Short exercise
Your task is to gather the lines below that hold the string "menu".

Data excerpts
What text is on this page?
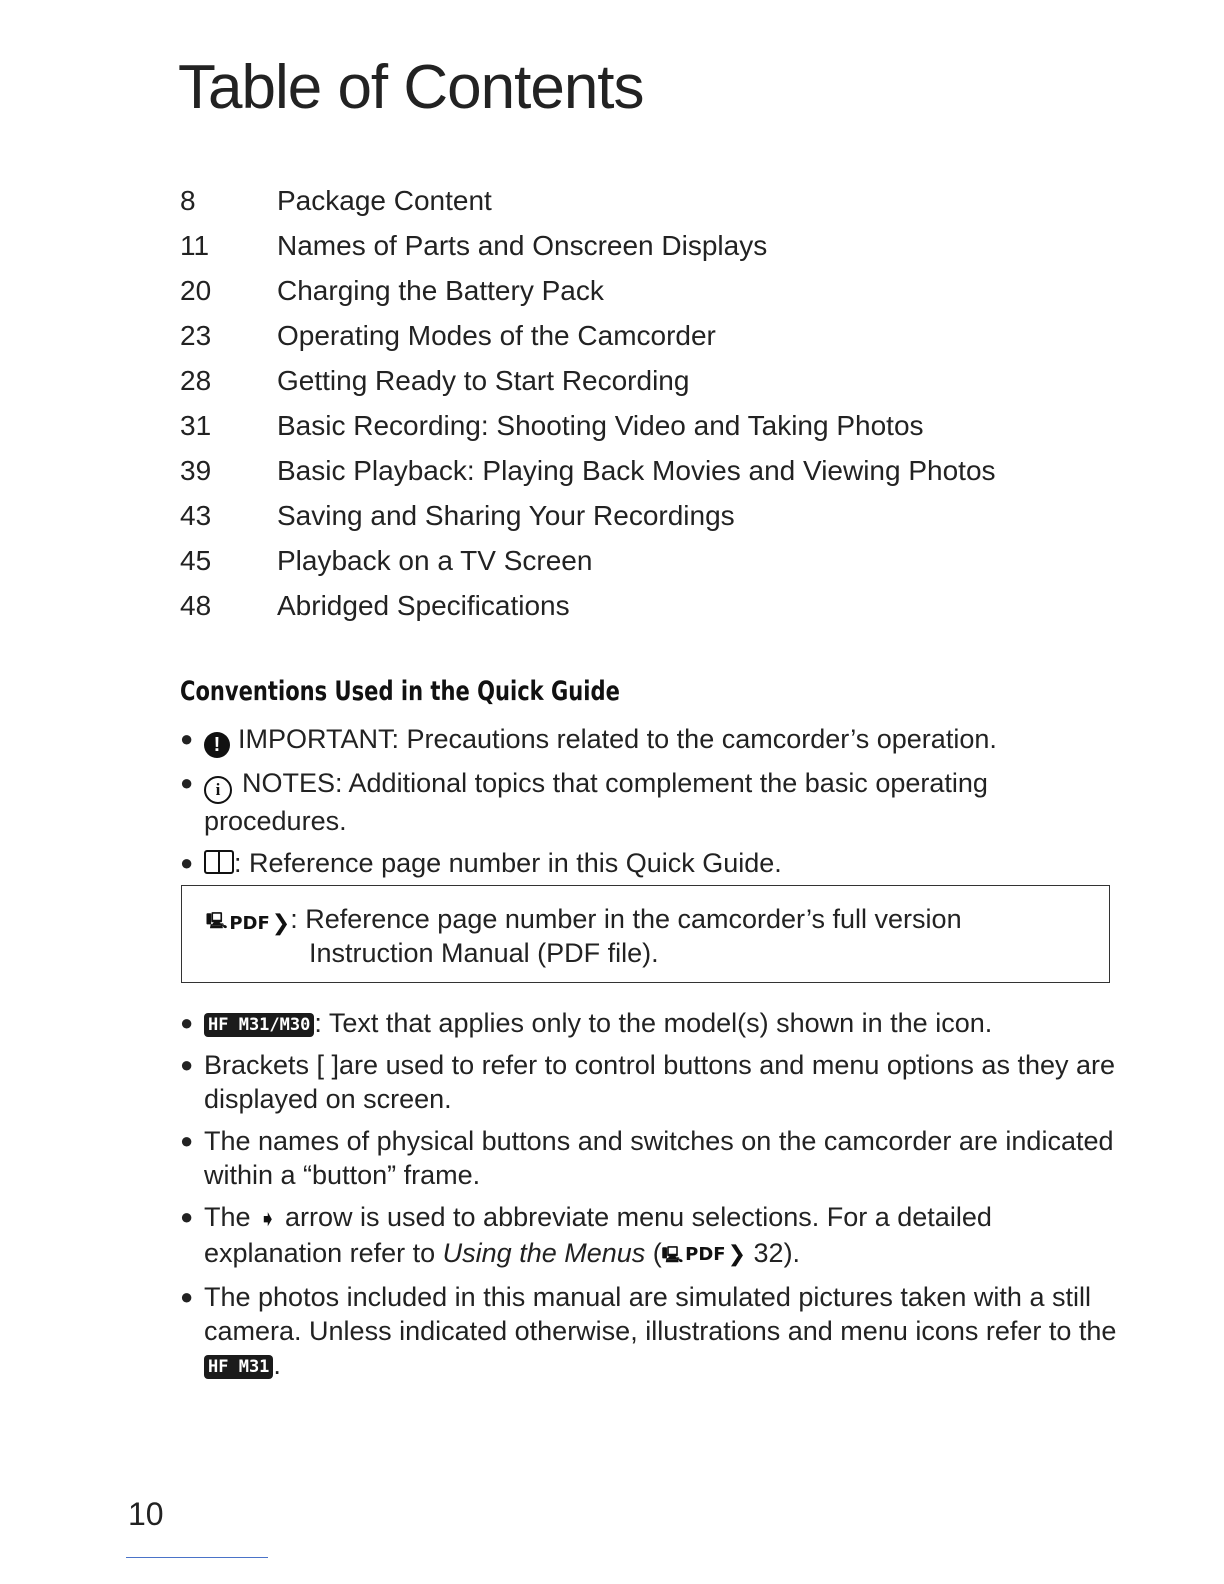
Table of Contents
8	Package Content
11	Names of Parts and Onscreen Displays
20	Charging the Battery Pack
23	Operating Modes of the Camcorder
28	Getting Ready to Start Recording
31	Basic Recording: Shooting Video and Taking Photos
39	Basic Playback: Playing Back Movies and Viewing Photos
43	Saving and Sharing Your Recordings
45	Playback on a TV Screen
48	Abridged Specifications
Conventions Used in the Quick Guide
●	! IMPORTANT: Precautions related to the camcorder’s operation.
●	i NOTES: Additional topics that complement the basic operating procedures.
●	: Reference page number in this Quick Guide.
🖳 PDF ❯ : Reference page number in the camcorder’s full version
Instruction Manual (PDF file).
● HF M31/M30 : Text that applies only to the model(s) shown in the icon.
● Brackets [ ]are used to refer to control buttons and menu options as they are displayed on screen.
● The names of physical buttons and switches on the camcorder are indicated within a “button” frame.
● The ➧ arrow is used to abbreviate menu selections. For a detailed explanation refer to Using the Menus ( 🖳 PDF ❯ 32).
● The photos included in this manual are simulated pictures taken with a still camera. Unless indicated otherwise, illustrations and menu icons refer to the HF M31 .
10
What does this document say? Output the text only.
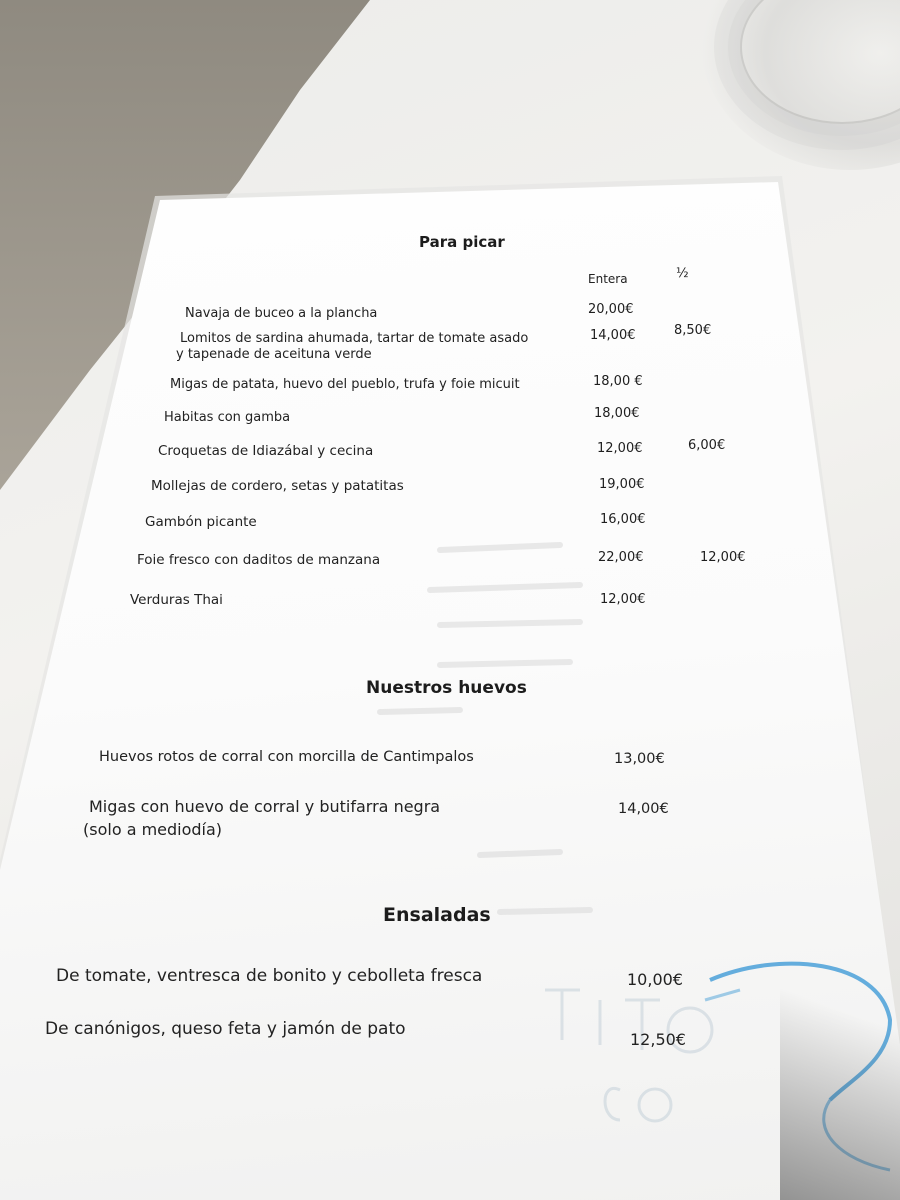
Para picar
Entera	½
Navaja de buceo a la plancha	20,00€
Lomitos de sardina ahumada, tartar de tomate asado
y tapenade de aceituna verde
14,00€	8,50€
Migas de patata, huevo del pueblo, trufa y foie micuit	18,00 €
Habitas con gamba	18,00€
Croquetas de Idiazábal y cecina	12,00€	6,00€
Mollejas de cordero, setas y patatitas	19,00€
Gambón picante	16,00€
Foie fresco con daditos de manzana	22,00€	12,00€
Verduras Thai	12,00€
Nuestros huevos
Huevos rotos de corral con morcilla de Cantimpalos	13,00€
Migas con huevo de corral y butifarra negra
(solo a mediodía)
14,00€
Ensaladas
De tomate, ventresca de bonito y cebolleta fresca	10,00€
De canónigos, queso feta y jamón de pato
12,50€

--

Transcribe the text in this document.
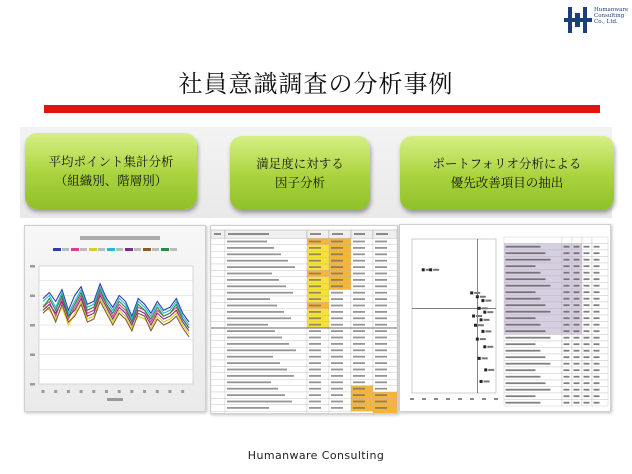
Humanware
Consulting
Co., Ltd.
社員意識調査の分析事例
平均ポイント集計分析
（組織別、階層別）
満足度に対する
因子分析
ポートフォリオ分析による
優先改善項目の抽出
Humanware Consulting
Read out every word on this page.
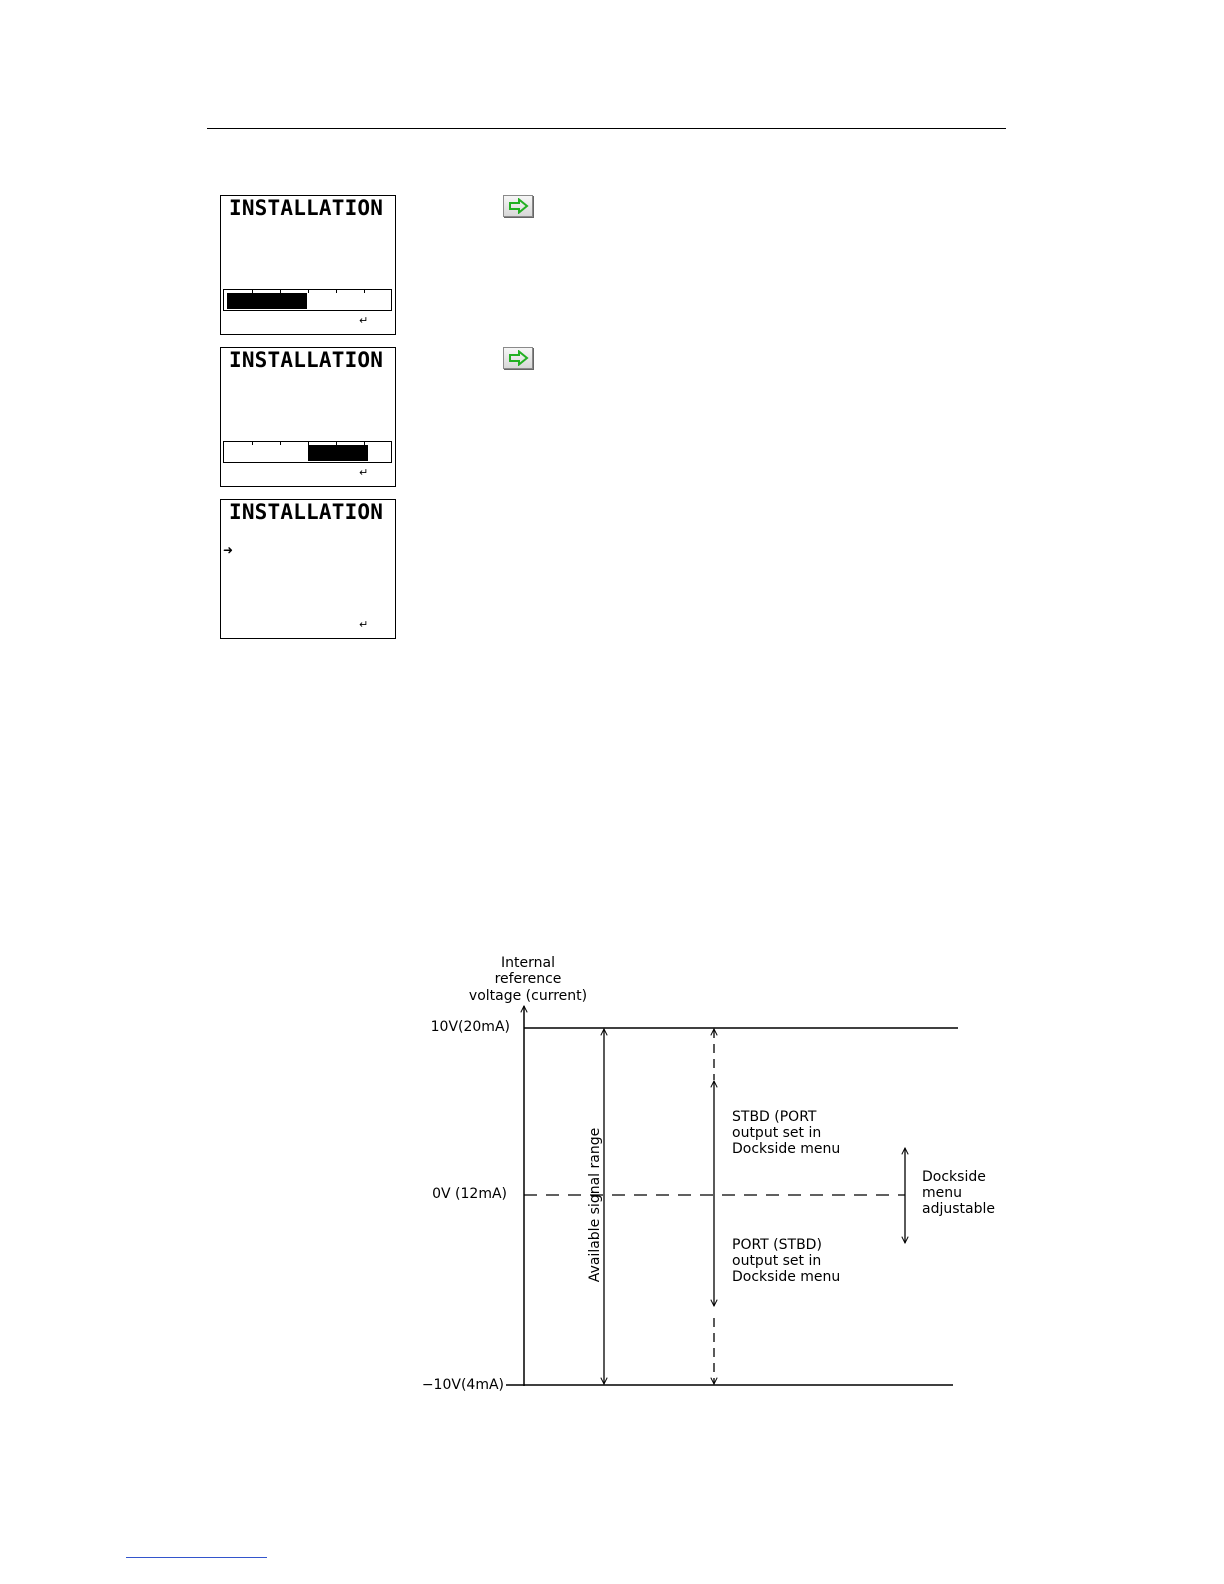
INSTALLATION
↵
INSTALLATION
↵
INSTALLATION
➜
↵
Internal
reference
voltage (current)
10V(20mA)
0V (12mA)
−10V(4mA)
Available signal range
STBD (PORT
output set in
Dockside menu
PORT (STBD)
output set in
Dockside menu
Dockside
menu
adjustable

Reply to the exercise
● Brackets [ ]are used to refer to control buttons and menu options as they are displayed on screen.
● The ➧ arrow is used to abbreviate menu selections. For a detailed explanation refer to Using the Menus ( 🖳 PDF ❯ 32).
● The photos included in this manual are simulated pictures taken with a still camera. Unless indicated otherwise, illustrations and menu icons refer to the HF M31 .
Dockside menu
Dockside menu
menu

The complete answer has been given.